Extracted records —
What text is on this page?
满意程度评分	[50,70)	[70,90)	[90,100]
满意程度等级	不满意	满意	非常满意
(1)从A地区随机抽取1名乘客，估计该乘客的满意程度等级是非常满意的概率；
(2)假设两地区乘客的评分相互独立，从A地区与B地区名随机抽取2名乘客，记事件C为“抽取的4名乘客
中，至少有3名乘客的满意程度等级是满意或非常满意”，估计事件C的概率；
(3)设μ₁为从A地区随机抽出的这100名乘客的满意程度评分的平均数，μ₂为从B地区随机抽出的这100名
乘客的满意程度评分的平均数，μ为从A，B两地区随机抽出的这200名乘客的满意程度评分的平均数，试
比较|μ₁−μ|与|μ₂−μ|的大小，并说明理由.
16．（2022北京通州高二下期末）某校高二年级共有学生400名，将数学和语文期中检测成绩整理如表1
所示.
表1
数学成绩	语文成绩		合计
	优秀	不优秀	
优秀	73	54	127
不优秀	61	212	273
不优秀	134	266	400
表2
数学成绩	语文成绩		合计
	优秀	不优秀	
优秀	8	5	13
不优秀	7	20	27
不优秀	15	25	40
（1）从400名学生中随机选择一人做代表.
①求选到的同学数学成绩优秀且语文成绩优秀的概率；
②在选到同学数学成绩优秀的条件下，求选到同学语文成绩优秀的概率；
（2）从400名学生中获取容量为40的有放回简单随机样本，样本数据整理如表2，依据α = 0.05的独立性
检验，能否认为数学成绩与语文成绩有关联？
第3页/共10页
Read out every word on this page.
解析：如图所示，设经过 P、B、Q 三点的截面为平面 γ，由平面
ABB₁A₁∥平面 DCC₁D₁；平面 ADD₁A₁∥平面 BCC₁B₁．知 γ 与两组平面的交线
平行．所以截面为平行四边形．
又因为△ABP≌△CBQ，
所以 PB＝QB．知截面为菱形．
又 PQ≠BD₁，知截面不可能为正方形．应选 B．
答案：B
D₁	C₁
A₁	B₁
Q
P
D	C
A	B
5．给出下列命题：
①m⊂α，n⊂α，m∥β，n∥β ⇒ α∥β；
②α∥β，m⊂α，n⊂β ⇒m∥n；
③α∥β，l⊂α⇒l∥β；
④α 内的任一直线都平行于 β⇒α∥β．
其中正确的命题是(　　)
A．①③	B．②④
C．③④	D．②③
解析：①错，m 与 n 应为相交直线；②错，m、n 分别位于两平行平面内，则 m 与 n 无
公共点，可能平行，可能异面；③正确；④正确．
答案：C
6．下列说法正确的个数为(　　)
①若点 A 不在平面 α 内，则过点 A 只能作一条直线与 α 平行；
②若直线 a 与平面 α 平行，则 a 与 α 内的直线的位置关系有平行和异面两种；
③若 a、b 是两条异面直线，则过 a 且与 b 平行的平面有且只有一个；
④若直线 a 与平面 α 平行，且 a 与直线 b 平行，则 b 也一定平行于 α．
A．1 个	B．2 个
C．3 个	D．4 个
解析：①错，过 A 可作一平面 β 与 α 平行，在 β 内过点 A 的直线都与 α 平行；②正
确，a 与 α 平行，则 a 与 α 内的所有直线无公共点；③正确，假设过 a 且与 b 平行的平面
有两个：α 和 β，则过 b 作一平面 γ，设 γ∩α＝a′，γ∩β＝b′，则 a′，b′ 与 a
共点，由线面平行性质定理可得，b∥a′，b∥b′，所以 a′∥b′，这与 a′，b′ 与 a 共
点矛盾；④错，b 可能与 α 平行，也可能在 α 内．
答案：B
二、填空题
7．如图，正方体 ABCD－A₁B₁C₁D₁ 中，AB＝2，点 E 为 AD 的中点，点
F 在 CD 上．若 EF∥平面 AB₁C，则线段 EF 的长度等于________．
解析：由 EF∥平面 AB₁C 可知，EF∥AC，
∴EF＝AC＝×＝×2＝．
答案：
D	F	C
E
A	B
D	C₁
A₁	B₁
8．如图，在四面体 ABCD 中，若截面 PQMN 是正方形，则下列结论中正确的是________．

Stated exercise — Copy out all of the records above with nothing altered.

Full solution —
What text is on this page?
满意程度评分	[50,70)	[70,90)	[90,100]
满意程度等级	不满意	满意	非常满意
(1)从A地区随机抽取1名乘客，估计该乘客的满意程度等级是非常满意的概率；
(2)假设两地区乘客的评分相互独立，从A地区与B地区名随机抽取2名乘客，记事件C为“抽取的4名乘客
中，至少有3名乘客的满意程度等级是满意或非常满意”，估计事件C的概率；
(3)设μ₁为从A地区随机抽出的这100名乘客的满意程度评分的平均数，μ₂为从B地区随机抽出的这100名
乘客的满意程度评分的平均数，μ为从A，B两地区随机抽出的这200名乘客的满意程度评分的平均数，试
比较|μ₁−μ|与|μ₂−μ|的大小，并说明理由.
16．（2022北京通州高二下期末）某校高二年级共有学生400名，将数学和语文期中检测成绩整理如表1
所示.
表1
数学成绩	语文成绩		合计
	优秀	不优秀	
优秀	73	54	127
不优秀	61	212	273
不优秀	134	266	400
表2
数学成绩	语文成绩		合计
	优秀	不优秀	
优秀	8	5	13
不优秀	7	20	27
不优秀	15	25	40
（1）从400名学生中随机选择一人做代表.
①求选到的同学数学成绩优秀且语文成绩优秀的概率；
②在选到同学数学成绩优秀的条件下，求选到同学语文成绩优秀的概率；
（2）从400名学生中获取容量为40的有放回简单随机样本，样本数据整理如表2，依据α = 0.05的独立性
检验，能否认为数学成绩与语文成绩有关联？
第3页/共10页
Read out every word on this page.
解析：如图所示，设经过 P、B、Q 三点的截面为平面 γ，由平面
ABB₁A₁∥平面 DCC₁D₁；平面 ADD₁A₁∥平面 BCC₁B₁．知 γ 与两组平面的交线
平行．所以截面为平行四边形．
又因为△ABP≌△CBQ，
所以 PB＝QB．知截面为菱形．
又 PQ≠BD₁，知截面不可能为正方形．应选 B．
答案：B
D₁	C₁
A₁	B₁
Q
P
D	C
A	B
5．给出下列命题：
①m⊂α，n⊂α，m∥β，n∥β ⇒ α∥β；
②α∥β，m⊂α，n⊂β ⇒m∥n；
③α∥β，l⊂α⇒l∥β；
④α 内的任一直线都平行于 β⇒α∥β．
其中正确的命题是(　　)
A．①③	B．②④
C．③④	D．②③
解析：①错，m 与 n 应为相交直线；②错，m、n 分别位于两平行平面内，则 m 与 n 无
公共点，可能平行，可能异面；③正确；④正确．
答案：C
6．下列说法正确的个数为(　　)
①若点 A 不在平面 α 内，则过点 A 只能作一条直线与 α 平行；
②若直线 a 与平面 α 平行，则 a 与 α 内的直线的位置关系有平行和异面两种；
③若 a、b 是两条异面直线，则过 a 且与 b 平行的平面有且只有一个；
④若直线 a 与平面 α 平行，且 a 与直线 b 平行，则 b 也一定平行于 α．
A．1 个	B．2 个
C．3 个	D．4 个
解析：①错，过 A 可作一平面 β 与 α 平行，在 β 内过点 A 的直线都与 α 平行；②正
确，a 与 α 平行，则 a 与 α 内的所有直线无公共点；③正确，假设过 a 且与 b 平行的平面
有两个：α 和 β，则过 b 作一平面 γ，设 γ∩α＝a′，γ∩β＝b′，则 a′，b′ 与 a
共点，由线面平行性质定理可得，b∥a′，b∥b′，所以 a′∥b′，这与 a′，b′ 与 a 共
点矛盾；④错，b 可能与 α 平行，也可能在 α 内．
答案：B
二、填空题
7．如图，正方体 ABCD－A₁B₁C₁D₁ 中，AB＝2，点 E 为 AD 的中点，点
F 在 CD 上．若 EF∥平面 AB₁C，则线段 EF 的长度等于________．
解析：由 EF∥平面 AB₁C 可知，EF∥AC，
∴EF＝AC＝×＝×2＝．
答案：
D	F	C
E
A	B
D	C₁
A₁	B₁
8．如图，在四面体 ABCD 中，若截面 PQMN 是正方形，则下列结论中正确的是________．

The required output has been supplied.